* Dataset entries *
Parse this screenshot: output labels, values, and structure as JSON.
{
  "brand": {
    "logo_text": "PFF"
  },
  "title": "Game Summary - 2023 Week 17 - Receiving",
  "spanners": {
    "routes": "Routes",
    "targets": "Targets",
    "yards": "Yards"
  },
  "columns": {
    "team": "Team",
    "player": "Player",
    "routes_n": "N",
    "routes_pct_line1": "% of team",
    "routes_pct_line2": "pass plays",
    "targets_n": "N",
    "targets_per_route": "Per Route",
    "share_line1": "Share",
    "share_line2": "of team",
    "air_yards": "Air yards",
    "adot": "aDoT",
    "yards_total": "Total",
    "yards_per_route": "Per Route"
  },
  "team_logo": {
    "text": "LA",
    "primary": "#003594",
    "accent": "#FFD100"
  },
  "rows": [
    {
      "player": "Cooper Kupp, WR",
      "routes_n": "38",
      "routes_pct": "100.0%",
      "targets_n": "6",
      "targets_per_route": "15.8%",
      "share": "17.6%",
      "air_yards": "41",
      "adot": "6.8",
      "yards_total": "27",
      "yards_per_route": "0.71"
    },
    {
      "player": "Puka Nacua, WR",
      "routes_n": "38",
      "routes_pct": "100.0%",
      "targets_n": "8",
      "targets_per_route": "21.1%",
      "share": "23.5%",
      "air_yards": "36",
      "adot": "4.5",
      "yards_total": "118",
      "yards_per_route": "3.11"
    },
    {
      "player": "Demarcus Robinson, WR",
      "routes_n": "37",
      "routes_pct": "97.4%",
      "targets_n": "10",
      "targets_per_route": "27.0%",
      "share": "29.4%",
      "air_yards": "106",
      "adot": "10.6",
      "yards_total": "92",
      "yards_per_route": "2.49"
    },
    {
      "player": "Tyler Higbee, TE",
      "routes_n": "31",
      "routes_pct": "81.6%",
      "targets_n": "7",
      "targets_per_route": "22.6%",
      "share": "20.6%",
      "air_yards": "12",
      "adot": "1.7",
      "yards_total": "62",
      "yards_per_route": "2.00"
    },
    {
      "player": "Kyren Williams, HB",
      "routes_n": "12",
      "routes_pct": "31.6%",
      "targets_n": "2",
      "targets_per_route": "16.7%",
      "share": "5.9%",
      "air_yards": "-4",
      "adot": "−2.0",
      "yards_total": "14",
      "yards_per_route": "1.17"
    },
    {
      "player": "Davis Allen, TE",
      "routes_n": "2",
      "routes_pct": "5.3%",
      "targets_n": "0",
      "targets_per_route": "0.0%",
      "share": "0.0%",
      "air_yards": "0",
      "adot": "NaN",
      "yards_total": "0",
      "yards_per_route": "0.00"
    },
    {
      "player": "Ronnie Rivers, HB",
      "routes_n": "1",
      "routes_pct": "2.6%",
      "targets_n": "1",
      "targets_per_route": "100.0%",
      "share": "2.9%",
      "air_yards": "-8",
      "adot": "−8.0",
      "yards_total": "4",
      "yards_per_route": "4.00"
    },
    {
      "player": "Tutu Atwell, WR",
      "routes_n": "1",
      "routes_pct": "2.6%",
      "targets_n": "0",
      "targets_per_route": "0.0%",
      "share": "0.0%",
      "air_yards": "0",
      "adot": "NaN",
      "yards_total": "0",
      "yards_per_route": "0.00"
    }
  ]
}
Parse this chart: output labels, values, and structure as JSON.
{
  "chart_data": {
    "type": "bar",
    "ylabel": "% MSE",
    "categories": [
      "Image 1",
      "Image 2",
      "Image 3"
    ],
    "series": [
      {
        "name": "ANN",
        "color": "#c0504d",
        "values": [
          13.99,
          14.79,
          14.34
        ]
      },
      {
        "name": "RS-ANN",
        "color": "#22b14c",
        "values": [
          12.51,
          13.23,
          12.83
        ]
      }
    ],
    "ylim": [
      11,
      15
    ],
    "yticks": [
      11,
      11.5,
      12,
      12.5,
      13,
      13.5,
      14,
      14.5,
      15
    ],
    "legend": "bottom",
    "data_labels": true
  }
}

* Goal of the exercise *
Provide all the records again, word for word.

* Expected answer *
Parse this screenshot: output labels, values, and structure as JSON.
{
  "brand": {
    "logo_text": "PFF"
  },
  "title": "Game Summary - 2023 Week 17 - Receiving",
  "spanners": {
    "routes": "Routes",
    "targets": "Targets",
    "yards": "Yards"
  },
  "columns": {
    "team": "Team",
    "player": "Player",
    "routes_n": "N",
    "routes_pct_line1": "% of team",
    "routes_pct_line2": "pass plays",
    "targets_n": "N",
    "targets_per_route": "Per Route",
    "share_line1": "Share",
    "share_line2": "of team",
    "air_yards": "Air yards",
    "adot": "aDoT",
    "yards_total": "Total",
    "yards_per_route": "Per Route"
  },
  "team_logo": {
    "text": "LA",
    "primary": "#003594",
    "accent": "#FFD100"
  },
  "rows": [
    {
      "player": "Cooper Kupp, WR",
      "routes_n": "38",
      "routes_pct": "100.0%",
      "targets_n": "6",
      "targets_per_route": "15.8%",
      "share": "17.6%",
      "air_yards": "41",
      "adot": "6.8",
      "yards_total": "27",
      "yards_per_route": "0.71"
    },
    {
      "player": "Puka Nacua, WR",
      "routes_n": "38",
      "routes_pct": "100.0%",
      "targets_n": "8",
      "targets_per_route": "21.1%",
      "share": "23.5%",
      "air_yards": "36",
      "adot": "4.5",
      "yards_total": "118",
      "yards_per_route": "3.11"
    },
    {
      "player": "Demarcus Robinson, WR",
      "routes_n": "37",
      "routes_pct": "97.4%",
      "targets_n": "10",
      "targets_per_route": "27.0%",
      "share": "29.4%",
      "air_yards": "106",
      "adot": "10.6",
      "yards_total": "92",
      "yards_per_route": "2.49"
    },
    {
      "player": "Tyler Higbee, TE",
      "routes_n": "31",
      "routes_pct": "81.6%",
      "targets_n": "7",
      "targets_per_route": "22.6%",
      "share": "20.6%",
      "air_yards": "12",
      "adot": "1.7",
      "yards_total": "62",
      "yards_per_route": "2.00"
    },
    {
      "player": "Kyren Williams, HB",
      "routes_n": "12",
      "routes_pct": "31.6%",
      "targets_n": "2",
      "targets_per_route": "16.7%",
      "share": "5.9%",
      "air_yards": "-4",
      "adot": "−2.0",
      "yards_total": "14",
      "yards_per_route": "1.17"
    },
    {
      "player": "Davis Allen, TE",
      "routes_n": "2",
      "routes_pct": "5.3%",
      "targets_n": "0",
      "targets_per_route": "0.0%",
      "share": "0.0%",
      "air_yards": "0",
      "adot": "NaN",
      "yards_total": "0",
      "yards_per_route": "0.00"
    },
    {
      "player": "Ronnie Rivers, HB",
      "routes_n": "1",
      "routes_pct": "2.6%",
      "targets_n": "1",
      "targets_per_route": "100.0%",
      "share": "2.9%",
      "air_yards": "-8",
      "adot": "−8.0",
      "yards_total": "4",
      "yards_per_route": "4.00"
    },
    {
      "player": "Tutu Atwell, WR",
      "routes_n": "1",
      "routes_pct": "2.6%",
      "targets_n": "0",
      "targets_per_route": "0.0%",
      "share": "0.0%",
      "air_yards": "0",
      "adot": "NaN",
      "yards_total": "0",
      "yards_per_route": "0.00"
    }
  ]
}
Parse this chart: output labels, values, and structure as JSON.
{
  "chart_data": {
    "type": "bar",
    "ylabel": "% MSE",
    "categories": [
      "Image 1",
      "Image 2",
      "Image 3"
    ],
    "series": [
      {
        "name": "ANN",
        "color": "#c0504d",
        "values": [
          13.99,
          14.79,
          14.34
        ]
      },
      {
        "name": "RS-ANN",
        "color": "#22b14c",
        "values": [
          12.51,
          13.23,
          12.83
        ]
      }
    ],
    "ylim": [
      11,
      15
    ],
    "yticks": [
      11,
      11.5,
      12,
      12.5,
      13,
      13.5,
      14,
      14.5,
      15
    ],
    "legend": "bottom",
    "data_labels": true
  }
}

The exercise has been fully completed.